**WRITTEN EXERCISE**
Return the records that follow, matching each one exactly.
[BEGIN]
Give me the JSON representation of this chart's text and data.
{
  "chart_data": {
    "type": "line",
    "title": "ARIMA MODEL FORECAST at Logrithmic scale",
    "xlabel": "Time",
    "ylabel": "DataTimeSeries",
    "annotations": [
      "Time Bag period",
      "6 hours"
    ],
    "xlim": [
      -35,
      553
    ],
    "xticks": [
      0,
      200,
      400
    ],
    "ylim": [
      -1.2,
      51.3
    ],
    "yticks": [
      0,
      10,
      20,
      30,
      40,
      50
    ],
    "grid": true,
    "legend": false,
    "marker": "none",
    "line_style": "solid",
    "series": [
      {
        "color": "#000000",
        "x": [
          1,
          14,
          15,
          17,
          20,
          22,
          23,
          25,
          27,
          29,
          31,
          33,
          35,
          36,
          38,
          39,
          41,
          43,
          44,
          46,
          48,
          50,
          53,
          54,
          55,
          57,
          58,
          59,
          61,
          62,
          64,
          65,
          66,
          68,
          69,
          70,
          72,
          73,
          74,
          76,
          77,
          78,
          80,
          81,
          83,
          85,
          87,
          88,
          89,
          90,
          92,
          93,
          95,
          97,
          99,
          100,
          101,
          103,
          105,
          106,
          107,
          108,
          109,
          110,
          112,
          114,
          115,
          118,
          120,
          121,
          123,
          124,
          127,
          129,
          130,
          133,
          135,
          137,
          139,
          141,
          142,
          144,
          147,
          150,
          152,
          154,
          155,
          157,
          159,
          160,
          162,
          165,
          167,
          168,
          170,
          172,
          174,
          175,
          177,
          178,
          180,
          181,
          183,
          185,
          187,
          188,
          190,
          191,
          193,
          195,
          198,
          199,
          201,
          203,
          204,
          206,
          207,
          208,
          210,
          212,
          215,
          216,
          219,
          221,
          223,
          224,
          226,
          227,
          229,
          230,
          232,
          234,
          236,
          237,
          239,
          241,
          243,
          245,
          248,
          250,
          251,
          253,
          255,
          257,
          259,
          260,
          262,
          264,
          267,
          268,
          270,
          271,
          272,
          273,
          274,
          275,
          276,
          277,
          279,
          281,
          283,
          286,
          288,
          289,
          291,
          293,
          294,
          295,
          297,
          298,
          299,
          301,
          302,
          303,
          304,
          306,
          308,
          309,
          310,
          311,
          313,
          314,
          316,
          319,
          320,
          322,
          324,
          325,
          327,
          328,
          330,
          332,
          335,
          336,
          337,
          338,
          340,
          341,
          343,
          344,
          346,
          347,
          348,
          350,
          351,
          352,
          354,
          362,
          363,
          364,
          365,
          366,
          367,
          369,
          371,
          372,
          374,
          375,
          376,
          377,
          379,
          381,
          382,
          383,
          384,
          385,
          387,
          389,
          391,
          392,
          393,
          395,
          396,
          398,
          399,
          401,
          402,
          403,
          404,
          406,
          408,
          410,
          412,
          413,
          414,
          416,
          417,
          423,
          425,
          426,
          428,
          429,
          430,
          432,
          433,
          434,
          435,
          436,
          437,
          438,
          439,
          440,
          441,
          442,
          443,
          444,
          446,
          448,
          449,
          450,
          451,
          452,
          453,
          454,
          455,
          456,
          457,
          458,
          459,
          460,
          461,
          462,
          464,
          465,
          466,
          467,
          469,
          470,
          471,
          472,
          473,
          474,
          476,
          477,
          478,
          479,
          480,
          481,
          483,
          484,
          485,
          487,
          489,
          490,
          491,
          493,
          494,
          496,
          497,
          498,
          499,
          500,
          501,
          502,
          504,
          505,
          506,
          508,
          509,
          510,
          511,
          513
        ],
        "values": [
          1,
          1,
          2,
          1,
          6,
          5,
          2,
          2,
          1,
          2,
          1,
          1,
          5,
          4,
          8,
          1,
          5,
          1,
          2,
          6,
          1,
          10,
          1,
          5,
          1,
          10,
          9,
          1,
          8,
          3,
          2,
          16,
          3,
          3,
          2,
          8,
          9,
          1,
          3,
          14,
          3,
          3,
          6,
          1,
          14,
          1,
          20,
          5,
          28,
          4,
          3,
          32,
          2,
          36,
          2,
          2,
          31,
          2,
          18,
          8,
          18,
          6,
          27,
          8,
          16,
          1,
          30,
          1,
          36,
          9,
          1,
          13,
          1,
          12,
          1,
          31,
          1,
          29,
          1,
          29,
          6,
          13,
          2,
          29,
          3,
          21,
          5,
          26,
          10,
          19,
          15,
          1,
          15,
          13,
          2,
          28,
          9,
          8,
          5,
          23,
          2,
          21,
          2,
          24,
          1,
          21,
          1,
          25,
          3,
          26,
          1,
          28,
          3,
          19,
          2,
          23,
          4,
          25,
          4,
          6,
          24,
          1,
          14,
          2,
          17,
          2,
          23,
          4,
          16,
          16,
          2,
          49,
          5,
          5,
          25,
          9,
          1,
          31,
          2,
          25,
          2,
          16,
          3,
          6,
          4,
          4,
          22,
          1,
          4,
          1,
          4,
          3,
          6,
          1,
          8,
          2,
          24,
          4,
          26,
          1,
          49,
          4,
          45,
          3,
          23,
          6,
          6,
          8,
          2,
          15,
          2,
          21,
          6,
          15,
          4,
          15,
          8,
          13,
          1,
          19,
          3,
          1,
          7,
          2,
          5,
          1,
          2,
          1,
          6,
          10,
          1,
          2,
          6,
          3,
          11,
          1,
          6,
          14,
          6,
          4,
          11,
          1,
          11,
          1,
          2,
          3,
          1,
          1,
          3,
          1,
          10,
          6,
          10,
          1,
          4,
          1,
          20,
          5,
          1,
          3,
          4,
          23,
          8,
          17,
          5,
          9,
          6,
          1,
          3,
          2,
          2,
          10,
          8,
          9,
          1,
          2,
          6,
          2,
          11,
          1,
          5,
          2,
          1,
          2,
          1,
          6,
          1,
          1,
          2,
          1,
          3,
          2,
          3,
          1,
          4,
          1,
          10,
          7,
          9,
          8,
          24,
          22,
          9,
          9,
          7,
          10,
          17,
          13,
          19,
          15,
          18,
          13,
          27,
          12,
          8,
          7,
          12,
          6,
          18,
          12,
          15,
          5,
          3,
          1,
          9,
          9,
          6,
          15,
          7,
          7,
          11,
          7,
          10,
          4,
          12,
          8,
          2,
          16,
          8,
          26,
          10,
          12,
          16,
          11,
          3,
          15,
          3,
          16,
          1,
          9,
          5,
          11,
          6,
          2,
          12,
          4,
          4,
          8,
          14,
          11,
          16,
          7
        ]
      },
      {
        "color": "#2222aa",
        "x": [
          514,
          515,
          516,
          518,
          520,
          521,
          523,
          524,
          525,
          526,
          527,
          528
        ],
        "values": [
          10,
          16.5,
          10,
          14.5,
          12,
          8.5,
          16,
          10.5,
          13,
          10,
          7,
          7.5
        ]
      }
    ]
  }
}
[END]
**OUTPUT FOR THIS EXERCISE**
Give me the JSON representation of this chart's text and data.
{
  "chart_data": {
    "type": "line",
    "title": "ARIMA MODEL FORECAST at Logrithmic scale",
    "xlabel": "Time",
    "ylabel": "DataTimeSeries",
    "annotations": [
      "Time Bag period",
      "6 hours"
    ],
    "xlim": [
      -35,
      553
    ],
    "xticks": [
      0,
      200,
      400
    ],
    "ylim": [
      -1.2,
      51.3
    ],
    "yticks": [
      0,
      10,
      20,
      30,
      40,
      50
    ],
    "grid": true,
    "legend": false,
    "marker": "none",
    "line_style": "solid",
    "series": [
      {
        "color": "#000000",
        "x": [
          1,
          14,
          15,
          17,
          20,
          22,
          23,
          25,
          27,
          29,
          31,
          33,
          35,
          36,
          38,
          39,
          41,
          43,
          44,
          46,
          48,
          50,
          53,
          54,
          55,
          57,
          58,
          59,
          61,
          62,
          64,
          65,
          66,
          68,
          69,
          70,
          72,
          73,
          74,
          76,
          77,
          78,
          80,
          81,
          83,
          85,
          87,
          88,
          89,
          90,
          92,
          93,
          95,
          97,
          99,
          100,
          101,
          103,
          105,
          106,
          107,
          108,
          109,
          110,
          112,
          114,
          115,
          118,
          120,
          121,
          123,
          124,
          127,
          129,
          130,
          133,
          135,
          137,
          139,
          141,
          142,
          144,
          147,
          150,
          152,
          154,
          155,
          157,
          159,
          160,
          162,
          165,
          167,
          168,
          170,
          172,
          174,
          175,
          177,
          178,
          180,
          181,
          183,
          185,
          187,
          188,
          190,
          191,
          193,
          195,
          198,
          199,
          201,
          203,
          204,
          206,
          207,
          208,
          210,
          212,
          215,
          216,
          219,
          221,
          223,
          224,
          226,
          227,
          229,
          230,
          232,
          234,
          236,
          237,
          239,
          241,
          243,
          245,
          248,
          250,
          251,
          253,
          255,
          257,
          259,
          260,
          262,
          264,
          267,
          268,
          270,
          271,
          272,
          273,
          274,
          275,
          276,
          277,
          279,
          281,
          283,
          286,
          288,
          289,
          291,
          293,
          294,
          295,
          297,
          298,
          299,
          301,
          302,
          303,
          304,
          306,
          308,
          309,
          310,
          311,
          313,
          314,
          316,
          319,
          320,
          322,
          324,
          325,
          327,
          328,
          330,
          332,
          335,
          336,
          337,
          338,
          340,
          341,
          343,
          344,
          346,
          347,
          348,
          350,
          351,
          352,
          354,
          362,
          363,
          364,
          365,
          366,
          367,
          369,
          371,
          372,
          374,
          375,
          376,
          377,
          379,
          381,
          382,
          383,
          384,
          385,
          387,
          389,
          391,
          392,
          393,
          395,
          396,
          398,
          399,
          401,
          402,
          403,
          404,
          406,
          408,
          410,
          412,
          413,
          414,
          416,
          417,
          423,
          425,
          426,
          428,
          429,
          430,
          432,
          433,
          434,
          435,
          436,
          437,
          438,
          439,
          440,
          441,
          442,
          443,
          444,
          446,
          448,
          449,
          450,
          451,
          452,
          453,
          454,
          455,
          456,
          457,
          458,
          459,
          460,
          461,
          462,
          464,
          465,
          466,
          467,
          469,
          470,
          471,
          472,
          473,
          474,
          476,
          477,
          478,
          479,
          480,
          481,
          483,
          484,
          485,
          487,
          489,
          490,
          491,
          493,
          494,
          496,
          497,
          498,
          499,
          500,
          501,
          502,
          504,
          505,
          506,
          508,
          509,
          510,
          511,
          513
        ],
        "values": [
          1,
          1,
          2,
          1,
          6,
          5,
          2,
          2,
          1,
          2,
          1,
          1,
          5,
          4,
          8,
          1,
          5,
          1,
          2,
          6,
          1,
          10,
          1,
          5,
          1,
          10,
          9,
          1,
          8,
          3,
          2,
          16,
          3,
          3,
          2,
          8,
          9,
          1,
          3,
          14,
          3,
          3,
          6,
          1,
          14,
          1,
          20,
          5,
          28,
          4,
          3,
          32,
          2,
          36,
          2,
          2,
          31,
          2,
          18,
          8,
          18,
          6,
          27,
          8,
          16,
          1,
          30,
          1,
          36,
          9,
          1,
          13,
          1,
          12,
          1,
          31,
          1,
          29,
          1,
          29,
          6,
          13,
          2,
          29,
          3,
          21,
          5,
          26,
          10,
          19,
          15,
          1,
          15,
          13,
          2,
          28,
          9,
          8,
          5,
          23,
          2,
          21,
          2,
          24,
          1,
          21,
          1,
          25,
          3,
          26,
          1,
          28,
          3,
          19,
          2,
          23,
          4,
          25,
          4,
          6,
          24,
          1,
          14,
          2,
          17,
          2,
          23,
          4,
          16,
          16,
          2,
          49,
          5,
          5,
          25,
          9,
          1,
          31,
          2,
          25,
          2,
          16,
          3,
          6,
          4,
          4,
          22,
          1,
          4,
          1,
          4,
          3,
          6,
          1,
          8,
          2,
          24,
          4,
          26,
          1,
          49,
          4,
          45,
          3,
          23,
          6,
          6,
          8,
          2,
          15,
          2,
          21,
          6,
          15,
          4,
          15,
          8,
          13,
          1,
          19,
          3,
          1,
          7,
          2,
          5,
          1,
          2,
          1,
          6,
          10,
          1,
          2,
          6,
          3,
          11,
          1,
          6,
          14,
          6,
          4,
          11,
          1,
          11,
          1,
          2,
          3,
          1,
          1,
          3,
          1,
          10,
          6,
          10,
          1,
          4,
          1,
          20,
          5,
          1,
          3,
          4,
          23,
          8,
          17,
          5,
          9,
          6,
          1,
          3,
          2,
          2,
          10,
          8,
          9,
          1,
          2,
          6,
          2,
          11,
          1,
          5,
          2,
          1,
          2,
          1,
          6,
          1,
          1,
          2,
          1,
          3,
          2,
          3,
          1,
          4,
          1,
          10,
          7,
          9,
          8,
          24,
          22,
          9,
          9,
          7,
          10,
          17,
          13,
          19,
          15,
          18,
          13,
          27,
          12,
          8,
          7,
          12,
          6,
          18,
          12,
          15,
          5,
          3,
          1,
          9,
          9,
          6,
          15,
          7,
          7,
          11,
          7,
          10,
          4,
          12,
          8,
          2,
          16,
          8,
          26,
          10,
          12,
          16,
          11,
          3,
          15,
          3,
          16,
          1,
          9,
          5,
          11,
          6,
          2,
          12,
          4,
          4,
          8,
          14,
          11,
          16,
          7
        ]
      },
      {
        "color": "#2222aa",
        "x": [
          514,
          515,
          516,
          518,
          520,
          521,
          523,
          524,
          525,
          526,
          527,
          528
        ],
        "values": [
          10,
          16.5,
          10,
          14.5,
          12,
          8.5,
          16,
          10.5,
          13,
          10,
          7,
          7.5
        ]
      }
    ]
  }
}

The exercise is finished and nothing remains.